Provided entries
+===+
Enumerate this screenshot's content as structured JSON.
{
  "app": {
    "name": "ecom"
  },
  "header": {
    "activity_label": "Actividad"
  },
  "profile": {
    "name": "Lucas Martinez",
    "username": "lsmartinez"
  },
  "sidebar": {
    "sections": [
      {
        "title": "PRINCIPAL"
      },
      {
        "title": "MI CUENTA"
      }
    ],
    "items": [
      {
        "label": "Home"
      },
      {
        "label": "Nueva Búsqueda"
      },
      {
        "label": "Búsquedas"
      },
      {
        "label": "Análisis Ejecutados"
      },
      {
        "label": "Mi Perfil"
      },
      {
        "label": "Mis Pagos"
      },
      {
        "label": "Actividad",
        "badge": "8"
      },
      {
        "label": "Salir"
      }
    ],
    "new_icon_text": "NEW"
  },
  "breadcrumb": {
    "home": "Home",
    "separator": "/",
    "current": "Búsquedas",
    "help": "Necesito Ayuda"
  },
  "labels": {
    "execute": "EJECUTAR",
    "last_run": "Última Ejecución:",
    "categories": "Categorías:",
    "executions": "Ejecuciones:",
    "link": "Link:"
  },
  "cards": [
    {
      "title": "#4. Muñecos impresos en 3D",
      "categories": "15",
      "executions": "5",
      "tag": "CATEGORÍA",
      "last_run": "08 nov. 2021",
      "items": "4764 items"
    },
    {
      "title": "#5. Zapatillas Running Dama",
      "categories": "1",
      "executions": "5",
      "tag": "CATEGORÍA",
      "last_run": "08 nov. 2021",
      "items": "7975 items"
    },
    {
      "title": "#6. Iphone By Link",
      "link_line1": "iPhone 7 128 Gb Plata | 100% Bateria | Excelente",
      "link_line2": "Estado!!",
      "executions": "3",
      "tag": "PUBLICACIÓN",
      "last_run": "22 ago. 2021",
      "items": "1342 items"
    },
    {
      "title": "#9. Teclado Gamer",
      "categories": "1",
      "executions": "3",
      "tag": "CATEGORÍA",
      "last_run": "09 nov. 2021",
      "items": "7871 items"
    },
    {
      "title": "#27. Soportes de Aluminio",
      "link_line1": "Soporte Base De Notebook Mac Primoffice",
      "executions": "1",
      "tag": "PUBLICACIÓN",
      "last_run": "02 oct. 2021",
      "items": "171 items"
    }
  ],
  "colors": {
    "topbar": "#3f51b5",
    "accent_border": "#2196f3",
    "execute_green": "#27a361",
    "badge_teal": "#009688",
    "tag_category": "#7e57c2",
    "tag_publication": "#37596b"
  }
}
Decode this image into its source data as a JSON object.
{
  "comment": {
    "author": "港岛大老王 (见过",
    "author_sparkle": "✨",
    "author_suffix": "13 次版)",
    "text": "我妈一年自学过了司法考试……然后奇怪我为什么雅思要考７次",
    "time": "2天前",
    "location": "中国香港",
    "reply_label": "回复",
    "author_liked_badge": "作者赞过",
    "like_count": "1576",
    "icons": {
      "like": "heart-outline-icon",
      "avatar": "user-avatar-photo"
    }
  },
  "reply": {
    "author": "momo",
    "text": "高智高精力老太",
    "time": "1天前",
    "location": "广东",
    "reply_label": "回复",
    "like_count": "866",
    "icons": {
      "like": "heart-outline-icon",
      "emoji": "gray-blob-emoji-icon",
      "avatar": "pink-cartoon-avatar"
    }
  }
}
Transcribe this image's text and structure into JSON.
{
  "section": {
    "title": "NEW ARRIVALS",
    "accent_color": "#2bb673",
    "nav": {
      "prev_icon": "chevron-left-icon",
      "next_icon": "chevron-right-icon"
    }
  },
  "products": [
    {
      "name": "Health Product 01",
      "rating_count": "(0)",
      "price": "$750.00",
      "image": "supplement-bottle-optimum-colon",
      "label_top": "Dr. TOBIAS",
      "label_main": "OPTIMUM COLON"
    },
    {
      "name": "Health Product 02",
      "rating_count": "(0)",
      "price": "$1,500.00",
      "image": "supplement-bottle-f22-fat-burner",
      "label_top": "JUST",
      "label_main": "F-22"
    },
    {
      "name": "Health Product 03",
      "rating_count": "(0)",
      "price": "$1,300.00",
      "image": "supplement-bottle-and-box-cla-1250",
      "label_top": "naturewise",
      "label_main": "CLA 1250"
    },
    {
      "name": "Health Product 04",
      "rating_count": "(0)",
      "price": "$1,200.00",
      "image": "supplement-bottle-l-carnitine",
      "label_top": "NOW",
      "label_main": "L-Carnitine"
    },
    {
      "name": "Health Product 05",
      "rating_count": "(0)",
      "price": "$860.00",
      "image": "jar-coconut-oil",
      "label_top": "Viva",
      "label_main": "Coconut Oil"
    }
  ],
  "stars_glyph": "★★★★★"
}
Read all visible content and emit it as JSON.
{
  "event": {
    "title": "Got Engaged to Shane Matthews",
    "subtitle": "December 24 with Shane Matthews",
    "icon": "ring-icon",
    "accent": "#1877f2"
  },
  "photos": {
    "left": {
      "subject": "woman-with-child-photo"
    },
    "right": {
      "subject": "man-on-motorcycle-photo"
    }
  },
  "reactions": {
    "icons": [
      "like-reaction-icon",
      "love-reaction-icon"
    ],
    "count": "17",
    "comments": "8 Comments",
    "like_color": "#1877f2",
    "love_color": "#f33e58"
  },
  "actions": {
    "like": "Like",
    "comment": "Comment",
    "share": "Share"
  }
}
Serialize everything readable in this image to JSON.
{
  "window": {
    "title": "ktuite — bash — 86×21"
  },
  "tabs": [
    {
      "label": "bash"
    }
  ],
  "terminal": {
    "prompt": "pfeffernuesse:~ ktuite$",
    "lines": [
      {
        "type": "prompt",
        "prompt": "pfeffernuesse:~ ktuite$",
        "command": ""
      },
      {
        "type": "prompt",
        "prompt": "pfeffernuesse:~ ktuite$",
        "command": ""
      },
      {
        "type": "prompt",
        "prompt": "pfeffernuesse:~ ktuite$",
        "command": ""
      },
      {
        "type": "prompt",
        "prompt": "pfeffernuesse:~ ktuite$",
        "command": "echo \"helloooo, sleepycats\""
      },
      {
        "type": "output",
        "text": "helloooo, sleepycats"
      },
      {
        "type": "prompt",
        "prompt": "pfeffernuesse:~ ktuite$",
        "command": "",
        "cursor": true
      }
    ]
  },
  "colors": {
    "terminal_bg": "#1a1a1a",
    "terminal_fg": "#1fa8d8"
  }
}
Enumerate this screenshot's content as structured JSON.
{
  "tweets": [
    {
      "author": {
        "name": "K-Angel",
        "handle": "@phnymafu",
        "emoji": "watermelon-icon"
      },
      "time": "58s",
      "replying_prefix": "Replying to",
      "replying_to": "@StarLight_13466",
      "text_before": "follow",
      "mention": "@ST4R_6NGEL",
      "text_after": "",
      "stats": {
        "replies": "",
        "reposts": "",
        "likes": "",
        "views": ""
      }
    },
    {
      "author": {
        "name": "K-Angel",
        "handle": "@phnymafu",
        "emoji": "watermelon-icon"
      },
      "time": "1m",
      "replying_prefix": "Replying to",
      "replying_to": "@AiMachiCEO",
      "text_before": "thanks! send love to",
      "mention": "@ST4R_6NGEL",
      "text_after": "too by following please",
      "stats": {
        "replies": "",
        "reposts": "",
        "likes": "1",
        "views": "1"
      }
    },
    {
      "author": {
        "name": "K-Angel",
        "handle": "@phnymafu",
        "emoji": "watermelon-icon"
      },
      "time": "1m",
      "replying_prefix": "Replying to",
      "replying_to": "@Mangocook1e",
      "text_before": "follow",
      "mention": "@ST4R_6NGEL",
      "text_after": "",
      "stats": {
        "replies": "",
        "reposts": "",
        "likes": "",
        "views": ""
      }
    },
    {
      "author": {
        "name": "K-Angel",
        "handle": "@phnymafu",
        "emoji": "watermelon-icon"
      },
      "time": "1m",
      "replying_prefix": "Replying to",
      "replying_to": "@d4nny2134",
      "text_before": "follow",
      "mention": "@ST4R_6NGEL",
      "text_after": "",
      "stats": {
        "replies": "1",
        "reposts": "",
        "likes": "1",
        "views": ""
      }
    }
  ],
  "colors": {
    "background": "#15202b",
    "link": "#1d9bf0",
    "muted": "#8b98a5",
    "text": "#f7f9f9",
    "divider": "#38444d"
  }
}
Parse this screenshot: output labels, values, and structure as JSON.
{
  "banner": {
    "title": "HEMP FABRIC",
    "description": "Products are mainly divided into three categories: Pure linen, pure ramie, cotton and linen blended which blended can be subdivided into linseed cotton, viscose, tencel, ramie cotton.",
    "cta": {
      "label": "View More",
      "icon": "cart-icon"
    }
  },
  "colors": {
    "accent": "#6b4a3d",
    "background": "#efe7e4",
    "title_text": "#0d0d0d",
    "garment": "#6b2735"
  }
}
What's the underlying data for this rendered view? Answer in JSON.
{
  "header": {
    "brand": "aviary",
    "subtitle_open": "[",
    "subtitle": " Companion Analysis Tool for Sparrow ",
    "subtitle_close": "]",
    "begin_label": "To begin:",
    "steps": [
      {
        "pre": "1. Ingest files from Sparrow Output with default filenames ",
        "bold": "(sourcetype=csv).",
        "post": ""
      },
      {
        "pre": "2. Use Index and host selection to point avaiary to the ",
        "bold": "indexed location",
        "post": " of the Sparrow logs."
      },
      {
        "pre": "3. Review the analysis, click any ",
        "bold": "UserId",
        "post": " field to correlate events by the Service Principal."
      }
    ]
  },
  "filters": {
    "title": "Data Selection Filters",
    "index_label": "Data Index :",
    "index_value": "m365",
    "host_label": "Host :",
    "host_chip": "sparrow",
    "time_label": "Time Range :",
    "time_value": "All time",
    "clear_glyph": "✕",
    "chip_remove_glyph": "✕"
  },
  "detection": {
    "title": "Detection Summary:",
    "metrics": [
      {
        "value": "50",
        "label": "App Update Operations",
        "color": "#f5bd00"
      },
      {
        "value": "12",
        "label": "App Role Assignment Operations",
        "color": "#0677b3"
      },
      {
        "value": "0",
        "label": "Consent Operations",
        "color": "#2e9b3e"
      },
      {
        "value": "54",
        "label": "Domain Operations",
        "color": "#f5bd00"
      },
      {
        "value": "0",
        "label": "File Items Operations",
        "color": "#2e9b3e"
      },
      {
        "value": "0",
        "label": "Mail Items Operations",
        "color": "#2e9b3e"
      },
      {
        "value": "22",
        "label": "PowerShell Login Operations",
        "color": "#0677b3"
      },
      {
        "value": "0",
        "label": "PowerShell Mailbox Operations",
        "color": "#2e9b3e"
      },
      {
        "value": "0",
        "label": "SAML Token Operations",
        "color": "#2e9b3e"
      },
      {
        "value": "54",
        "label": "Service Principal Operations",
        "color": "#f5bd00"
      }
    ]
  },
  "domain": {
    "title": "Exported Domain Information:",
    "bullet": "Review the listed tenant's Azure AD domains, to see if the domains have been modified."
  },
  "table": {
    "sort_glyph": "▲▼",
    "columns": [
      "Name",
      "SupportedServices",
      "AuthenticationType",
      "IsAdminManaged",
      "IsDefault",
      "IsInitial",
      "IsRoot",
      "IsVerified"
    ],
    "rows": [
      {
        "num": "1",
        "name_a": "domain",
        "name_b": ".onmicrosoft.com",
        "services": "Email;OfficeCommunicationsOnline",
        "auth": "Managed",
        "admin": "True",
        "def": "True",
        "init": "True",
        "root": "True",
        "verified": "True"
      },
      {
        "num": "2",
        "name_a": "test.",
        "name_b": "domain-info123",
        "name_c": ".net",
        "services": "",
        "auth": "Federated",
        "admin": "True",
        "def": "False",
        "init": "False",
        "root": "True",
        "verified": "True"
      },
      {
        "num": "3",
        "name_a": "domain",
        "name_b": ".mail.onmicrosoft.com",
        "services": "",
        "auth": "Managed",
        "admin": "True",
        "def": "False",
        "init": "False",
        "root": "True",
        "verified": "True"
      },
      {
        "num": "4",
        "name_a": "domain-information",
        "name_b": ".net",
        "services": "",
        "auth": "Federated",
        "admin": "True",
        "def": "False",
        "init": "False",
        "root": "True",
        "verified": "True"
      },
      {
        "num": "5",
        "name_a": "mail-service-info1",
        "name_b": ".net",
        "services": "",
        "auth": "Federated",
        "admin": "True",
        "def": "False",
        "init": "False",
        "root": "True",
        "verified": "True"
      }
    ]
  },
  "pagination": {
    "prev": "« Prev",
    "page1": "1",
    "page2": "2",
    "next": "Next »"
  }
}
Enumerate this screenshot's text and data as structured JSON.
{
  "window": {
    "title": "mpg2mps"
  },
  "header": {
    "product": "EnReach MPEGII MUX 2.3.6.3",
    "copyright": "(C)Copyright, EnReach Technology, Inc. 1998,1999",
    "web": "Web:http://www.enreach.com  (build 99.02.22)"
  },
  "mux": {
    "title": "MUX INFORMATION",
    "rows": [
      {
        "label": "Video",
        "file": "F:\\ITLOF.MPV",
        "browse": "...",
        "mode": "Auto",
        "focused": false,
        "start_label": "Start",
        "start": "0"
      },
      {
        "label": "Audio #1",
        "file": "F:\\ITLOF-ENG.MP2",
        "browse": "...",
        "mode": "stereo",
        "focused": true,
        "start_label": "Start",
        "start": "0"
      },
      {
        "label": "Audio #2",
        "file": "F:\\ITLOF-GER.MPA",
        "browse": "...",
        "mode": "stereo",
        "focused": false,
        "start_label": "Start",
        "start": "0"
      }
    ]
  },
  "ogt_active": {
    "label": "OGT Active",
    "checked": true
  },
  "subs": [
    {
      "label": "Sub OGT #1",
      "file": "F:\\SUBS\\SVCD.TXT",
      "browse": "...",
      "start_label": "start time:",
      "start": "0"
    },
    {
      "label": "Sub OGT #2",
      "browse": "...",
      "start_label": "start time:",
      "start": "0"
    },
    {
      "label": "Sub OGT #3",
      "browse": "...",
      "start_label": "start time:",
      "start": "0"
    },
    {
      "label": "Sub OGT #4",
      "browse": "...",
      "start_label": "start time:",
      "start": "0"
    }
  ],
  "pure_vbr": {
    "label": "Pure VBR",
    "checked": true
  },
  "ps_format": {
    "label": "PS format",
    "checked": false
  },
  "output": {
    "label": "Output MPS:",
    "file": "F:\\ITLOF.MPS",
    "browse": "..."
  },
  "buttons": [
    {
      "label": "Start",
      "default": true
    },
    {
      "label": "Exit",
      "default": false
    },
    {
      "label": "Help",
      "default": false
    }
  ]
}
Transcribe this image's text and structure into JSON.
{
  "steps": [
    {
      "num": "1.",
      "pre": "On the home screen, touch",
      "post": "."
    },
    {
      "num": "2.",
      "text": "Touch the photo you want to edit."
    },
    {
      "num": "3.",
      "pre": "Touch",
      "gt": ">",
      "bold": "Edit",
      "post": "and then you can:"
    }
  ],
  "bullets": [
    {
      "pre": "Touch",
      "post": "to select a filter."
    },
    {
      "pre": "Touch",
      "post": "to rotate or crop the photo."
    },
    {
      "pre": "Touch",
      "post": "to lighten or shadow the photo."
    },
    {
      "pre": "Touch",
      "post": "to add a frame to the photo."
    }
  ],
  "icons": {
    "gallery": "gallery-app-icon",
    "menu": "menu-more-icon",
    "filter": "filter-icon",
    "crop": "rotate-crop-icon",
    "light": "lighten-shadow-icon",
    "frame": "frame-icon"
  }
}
+===+
Problem requirements
List each line of the entries that holds the string "Búsquedas".

Reply
        "label": "Búsquedas"
    "current": "Búsquedas",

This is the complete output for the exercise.